### Extracted records
>>>

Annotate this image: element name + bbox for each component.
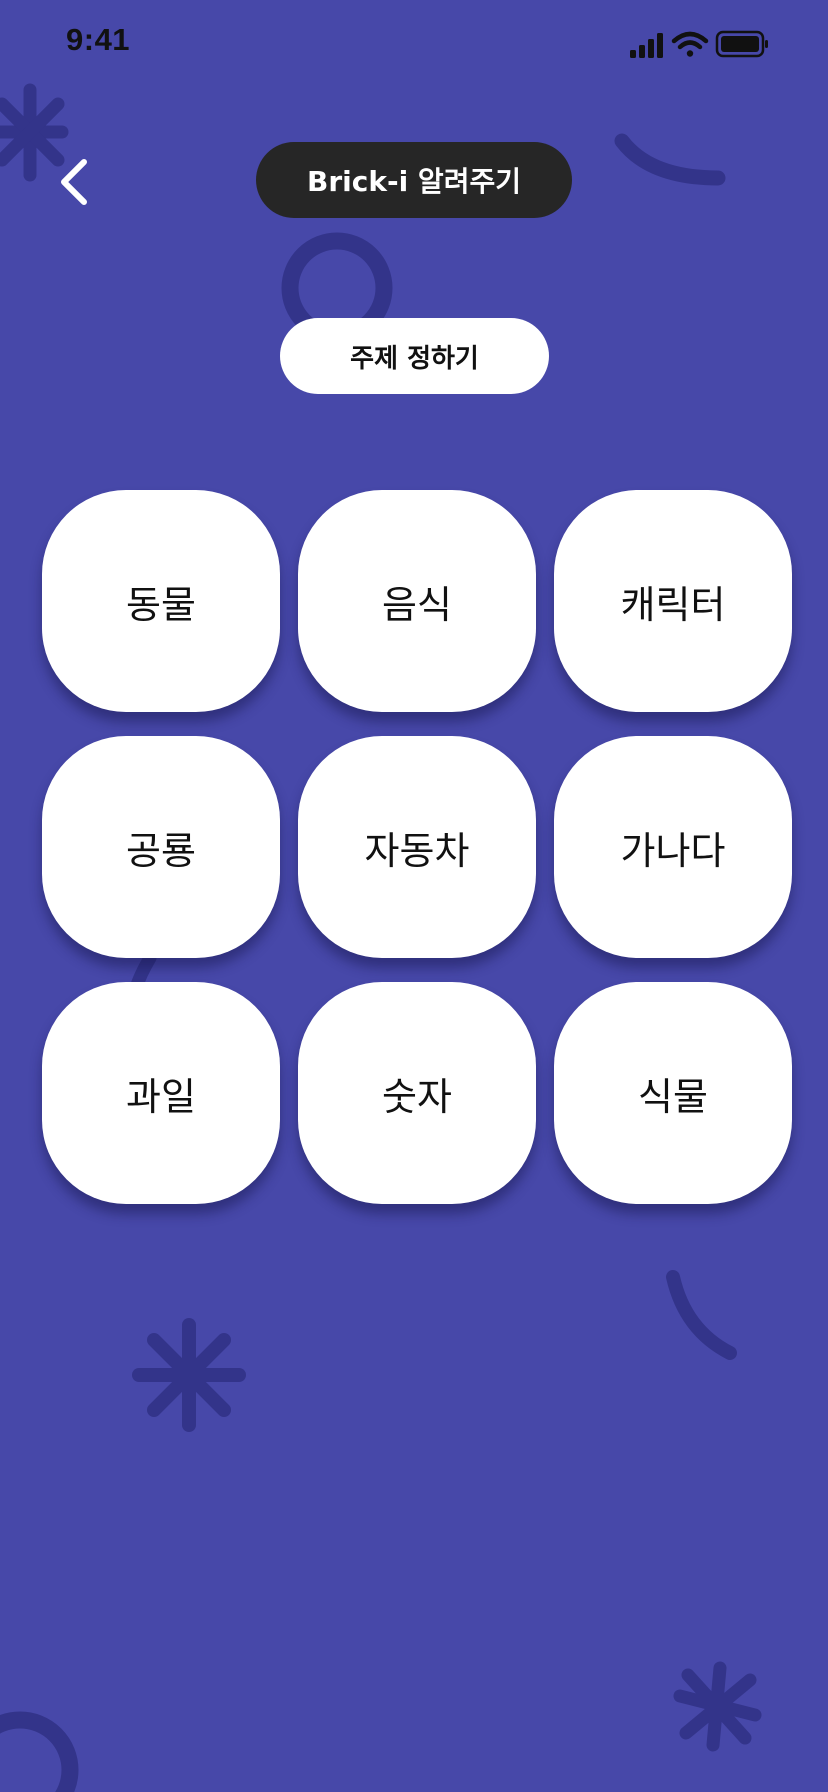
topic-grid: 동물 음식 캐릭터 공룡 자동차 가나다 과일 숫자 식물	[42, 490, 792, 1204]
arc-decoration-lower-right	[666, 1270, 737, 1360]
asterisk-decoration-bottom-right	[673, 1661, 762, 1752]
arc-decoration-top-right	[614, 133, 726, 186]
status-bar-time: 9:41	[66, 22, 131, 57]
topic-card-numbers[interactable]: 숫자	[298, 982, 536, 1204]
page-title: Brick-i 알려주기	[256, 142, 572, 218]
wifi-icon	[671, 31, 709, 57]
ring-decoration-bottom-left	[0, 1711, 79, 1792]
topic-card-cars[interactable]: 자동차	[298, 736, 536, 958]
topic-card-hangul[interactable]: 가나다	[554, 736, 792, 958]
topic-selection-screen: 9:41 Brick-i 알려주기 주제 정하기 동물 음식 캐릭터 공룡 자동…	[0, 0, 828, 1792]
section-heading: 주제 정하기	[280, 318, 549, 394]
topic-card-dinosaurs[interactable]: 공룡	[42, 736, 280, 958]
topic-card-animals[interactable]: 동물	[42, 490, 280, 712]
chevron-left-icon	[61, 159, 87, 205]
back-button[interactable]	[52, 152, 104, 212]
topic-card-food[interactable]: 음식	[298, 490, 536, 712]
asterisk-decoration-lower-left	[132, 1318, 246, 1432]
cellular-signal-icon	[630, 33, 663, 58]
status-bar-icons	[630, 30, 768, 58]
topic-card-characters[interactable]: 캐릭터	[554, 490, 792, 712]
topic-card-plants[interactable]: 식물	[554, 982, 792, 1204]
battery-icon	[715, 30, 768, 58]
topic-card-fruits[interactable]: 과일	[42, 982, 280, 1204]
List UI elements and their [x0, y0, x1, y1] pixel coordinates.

<<<
>>>

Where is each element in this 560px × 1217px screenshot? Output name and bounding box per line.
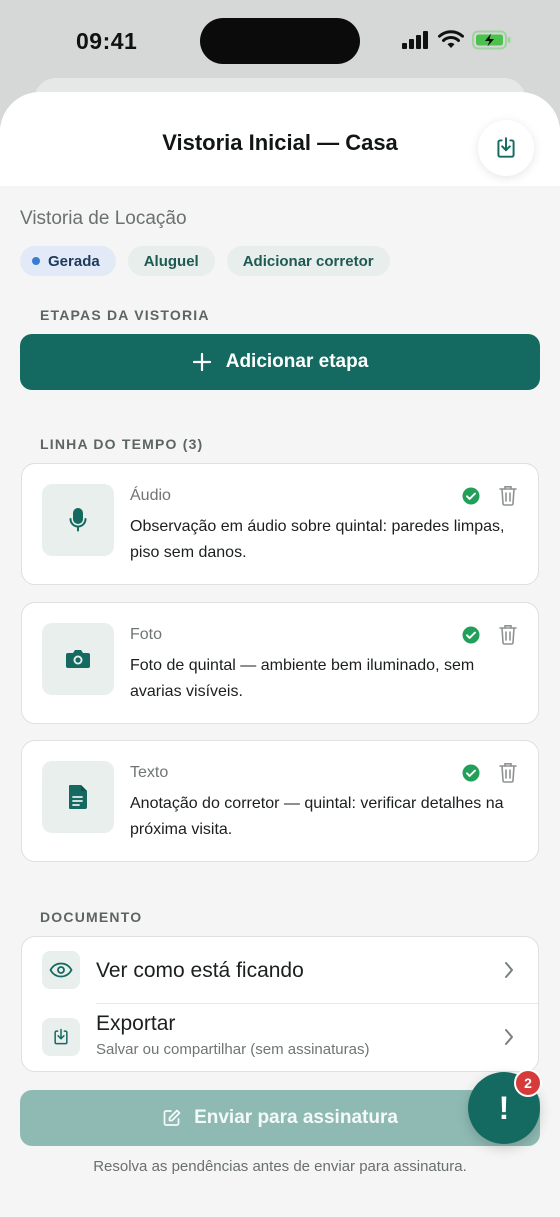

<<<

### Instruction
Recast the lines from the one containing "Annotate this image: element" through the one containing "736, 792, 958]", both included, as a JSON list of strings with one string per line and blank lines omitted. Leave the pictures out.

### Solution for this task
[
  "Annotate this image: element name + bbox for each component.",
  "topic-grid: 동물 음식 캐릭터 공룡 자동차 가나다 과일 숫자 식물\t[42, 490, 792, 1204]",
  "arc-decoration-lower-right\t[666, 1270, 737, 1360]",
  "asterisk-decoration-bottom-right\t[673, 1661, 762, 1752]",
  "arc-decoration-top-right\t[614, 133, 726, 186]",
  "status-bar-time: 9:41\t[66, 22, 131, 57]",
  "topic-card-numbers[interactable]: 숫자\t[298, 982, 536, 1204]",
  "page-title: Brick-i 알려주기\t[256, 142, 572, 218]",
  "wifi-icon\t[671, 31, 709, 57]",
  "ring-decoration-bottom-left\t[0, 1711, 79, 1792]",
  "topic-card-cars[interactable]: 자동차\t[298, 736, 536, 958]",
  "topic-card-hangul[interactable]: 가나다\t[554, 736, 792, 958]"
]